* [Data provided]
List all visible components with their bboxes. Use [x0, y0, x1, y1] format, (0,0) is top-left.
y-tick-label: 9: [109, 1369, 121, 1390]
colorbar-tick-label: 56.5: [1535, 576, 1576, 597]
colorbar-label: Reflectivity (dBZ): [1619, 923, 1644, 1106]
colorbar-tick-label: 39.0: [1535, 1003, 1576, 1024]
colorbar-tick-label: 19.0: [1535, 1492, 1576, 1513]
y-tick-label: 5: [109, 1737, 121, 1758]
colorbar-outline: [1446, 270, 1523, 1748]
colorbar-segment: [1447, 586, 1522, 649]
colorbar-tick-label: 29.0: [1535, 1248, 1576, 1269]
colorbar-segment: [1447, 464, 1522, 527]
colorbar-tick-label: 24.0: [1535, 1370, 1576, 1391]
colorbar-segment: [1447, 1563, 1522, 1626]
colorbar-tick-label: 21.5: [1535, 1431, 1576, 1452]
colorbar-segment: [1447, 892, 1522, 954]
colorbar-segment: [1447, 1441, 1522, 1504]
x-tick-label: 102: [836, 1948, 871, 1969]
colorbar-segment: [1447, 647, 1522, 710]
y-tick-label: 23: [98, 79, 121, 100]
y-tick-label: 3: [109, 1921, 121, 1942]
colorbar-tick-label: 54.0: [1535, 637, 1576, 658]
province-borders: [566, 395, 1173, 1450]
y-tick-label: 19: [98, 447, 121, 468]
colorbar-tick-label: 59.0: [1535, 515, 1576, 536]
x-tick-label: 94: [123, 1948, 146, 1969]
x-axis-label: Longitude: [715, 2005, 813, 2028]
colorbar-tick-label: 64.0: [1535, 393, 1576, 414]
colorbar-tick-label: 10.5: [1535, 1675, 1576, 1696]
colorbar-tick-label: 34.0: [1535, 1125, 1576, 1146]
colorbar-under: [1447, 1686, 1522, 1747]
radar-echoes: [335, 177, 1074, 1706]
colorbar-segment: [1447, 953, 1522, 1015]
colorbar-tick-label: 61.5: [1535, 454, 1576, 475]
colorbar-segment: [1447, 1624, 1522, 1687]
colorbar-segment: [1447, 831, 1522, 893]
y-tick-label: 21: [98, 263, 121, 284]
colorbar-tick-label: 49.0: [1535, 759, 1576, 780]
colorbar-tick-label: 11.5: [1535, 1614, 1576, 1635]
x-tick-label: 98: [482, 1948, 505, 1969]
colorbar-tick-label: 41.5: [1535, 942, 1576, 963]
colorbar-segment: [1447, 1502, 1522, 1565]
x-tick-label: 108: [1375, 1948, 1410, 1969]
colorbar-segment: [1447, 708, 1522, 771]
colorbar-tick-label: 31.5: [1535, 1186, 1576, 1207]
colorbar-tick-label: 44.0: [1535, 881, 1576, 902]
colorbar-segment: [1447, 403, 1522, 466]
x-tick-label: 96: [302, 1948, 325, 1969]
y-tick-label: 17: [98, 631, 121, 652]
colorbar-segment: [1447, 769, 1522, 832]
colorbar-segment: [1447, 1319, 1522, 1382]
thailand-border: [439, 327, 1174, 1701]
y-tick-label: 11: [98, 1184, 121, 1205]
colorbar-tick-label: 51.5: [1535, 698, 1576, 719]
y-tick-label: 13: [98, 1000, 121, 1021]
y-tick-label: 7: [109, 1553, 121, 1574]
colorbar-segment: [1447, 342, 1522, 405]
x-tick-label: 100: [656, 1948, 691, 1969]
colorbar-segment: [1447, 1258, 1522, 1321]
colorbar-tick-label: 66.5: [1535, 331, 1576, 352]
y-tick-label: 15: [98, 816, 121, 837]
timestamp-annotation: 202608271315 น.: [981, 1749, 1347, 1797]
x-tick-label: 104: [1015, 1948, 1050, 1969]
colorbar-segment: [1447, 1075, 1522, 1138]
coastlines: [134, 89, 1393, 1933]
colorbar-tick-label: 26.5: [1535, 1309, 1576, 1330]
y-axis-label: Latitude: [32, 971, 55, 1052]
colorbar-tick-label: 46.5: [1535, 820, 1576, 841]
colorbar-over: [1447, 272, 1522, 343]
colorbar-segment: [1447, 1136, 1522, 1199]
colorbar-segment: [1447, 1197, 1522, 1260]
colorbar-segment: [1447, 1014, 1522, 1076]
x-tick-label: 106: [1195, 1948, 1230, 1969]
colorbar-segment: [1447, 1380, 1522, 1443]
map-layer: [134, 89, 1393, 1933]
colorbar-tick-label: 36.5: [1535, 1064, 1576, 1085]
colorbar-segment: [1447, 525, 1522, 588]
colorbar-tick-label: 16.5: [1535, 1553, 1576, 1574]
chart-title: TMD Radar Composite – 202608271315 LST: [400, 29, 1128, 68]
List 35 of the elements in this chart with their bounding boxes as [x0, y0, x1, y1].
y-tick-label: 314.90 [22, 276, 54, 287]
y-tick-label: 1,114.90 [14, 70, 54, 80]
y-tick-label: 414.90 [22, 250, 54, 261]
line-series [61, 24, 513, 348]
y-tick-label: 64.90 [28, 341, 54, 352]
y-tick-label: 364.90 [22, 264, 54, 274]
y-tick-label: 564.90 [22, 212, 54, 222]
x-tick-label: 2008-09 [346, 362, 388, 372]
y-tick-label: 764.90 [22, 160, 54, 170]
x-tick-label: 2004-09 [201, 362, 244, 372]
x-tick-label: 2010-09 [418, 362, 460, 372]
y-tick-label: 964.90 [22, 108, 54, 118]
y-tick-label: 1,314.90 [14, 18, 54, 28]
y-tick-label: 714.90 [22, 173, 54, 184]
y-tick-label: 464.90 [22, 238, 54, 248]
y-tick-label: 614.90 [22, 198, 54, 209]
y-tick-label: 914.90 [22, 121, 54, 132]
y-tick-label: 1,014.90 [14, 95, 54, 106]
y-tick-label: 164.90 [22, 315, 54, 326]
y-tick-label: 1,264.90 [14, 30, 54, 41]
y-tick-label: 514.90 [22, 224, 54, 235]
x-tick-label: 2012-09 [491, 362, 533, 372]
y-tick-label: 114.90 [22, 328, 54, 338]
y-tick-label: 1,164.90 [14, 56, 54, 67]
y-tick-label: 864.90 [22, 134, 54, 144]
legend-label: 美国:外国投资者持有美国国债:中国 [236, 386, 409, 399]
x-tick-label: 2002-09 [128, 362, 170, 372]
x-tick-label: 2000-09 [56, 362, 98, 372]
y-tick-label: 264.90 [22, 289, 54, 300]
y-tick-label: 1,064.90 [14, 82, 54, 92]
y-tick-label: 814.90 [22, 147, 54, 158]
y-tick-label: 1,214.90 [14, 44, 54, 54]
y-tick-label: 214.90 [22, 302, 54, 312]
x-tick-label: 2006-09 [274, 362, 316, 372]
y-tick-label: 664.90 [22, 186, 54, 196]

* [Requirement] Copy out every line in the rows above that contains the word "their". Treat uppercase and lowercase letters as distinct.

* [Exercise response]
List all visible components with their bboxes. Use [x0, y0, x1, y1] format, (0,0) is top-left.
List 35 of the elements in this chart with their bounding boxes as [x0, y0, x1, y1].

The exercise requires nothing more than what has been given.